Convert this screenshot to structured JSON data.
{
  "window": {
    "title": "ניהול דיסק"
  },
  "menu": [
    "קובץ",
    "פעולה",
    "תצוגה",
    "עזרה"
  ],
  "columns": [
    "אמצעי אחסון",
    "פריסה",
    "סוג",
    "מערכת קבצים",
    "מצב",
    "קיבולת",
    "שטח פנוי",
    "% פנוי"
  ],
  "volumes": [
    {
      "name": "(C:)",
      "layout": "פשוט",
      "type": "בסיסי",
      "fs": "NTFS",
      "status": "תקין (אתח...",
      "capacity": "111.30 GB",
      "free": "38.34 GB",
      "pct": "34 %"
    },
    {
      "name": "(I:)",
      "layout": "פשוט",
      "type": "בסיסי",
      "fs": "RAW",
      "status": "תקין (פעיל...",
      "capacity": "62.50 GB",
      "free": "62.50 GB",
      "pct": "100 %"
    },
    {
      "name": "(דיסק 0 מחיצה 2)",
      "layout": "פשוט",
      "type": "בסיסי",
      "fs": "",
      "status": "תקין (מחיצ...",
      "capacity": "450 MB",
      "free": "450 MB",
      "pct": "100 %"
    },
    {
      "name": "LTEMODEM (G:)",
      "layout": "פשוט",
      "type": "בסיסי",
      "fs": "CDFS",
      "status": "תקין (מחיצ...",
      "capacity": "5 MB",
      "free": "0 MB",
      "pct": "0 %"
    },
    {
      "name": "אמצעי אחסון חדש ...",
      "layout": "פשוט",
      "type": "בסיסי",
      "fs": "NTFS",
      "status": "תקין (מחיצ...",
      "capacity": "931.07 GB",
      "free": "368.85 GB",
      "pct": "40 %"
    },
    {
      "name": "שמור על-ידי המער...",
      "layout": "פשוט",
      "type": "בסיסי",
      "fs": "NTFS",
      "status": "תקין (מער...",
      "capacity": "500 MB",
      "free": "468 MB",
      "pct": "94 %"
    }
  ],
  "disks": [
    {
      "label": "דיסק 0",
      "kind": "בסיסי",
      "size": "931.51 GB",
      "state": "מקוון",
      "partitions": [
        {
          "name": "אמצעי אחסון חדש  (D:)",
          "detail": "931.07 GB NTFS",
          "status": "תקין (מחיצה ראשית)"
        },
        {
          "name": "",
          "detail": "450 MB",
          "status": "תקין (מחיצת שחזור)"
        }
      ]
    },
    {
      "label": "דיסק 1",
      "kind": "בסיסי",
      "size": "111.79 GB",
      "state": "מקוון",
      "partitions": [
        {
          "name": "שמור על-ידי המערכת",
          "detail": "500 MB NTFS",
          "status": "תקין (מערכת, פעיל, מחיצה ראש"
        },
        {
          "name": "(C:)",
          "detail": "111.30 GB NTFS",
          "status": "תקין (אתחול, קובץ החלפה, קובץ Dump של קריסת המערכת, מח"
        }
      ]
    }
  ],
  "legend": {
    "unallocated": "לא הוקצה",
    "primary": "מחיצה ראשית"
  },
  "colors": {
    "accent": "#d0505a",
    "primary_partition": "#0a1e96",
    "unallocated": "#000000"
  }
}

+-------+

▶ [EXERCISE GOAL] Each line in the entries above that includes the string "capacity" should be extracted.

▶ [OUTPUT BELOW]
      "capacity": "111.30 GB",
      "capacity": "62.50 GB",
      "capacity": "450 MB",
      "capacity": "5 MB",
      "capacity": "931.07 GB",
      "capacity": "500 MB",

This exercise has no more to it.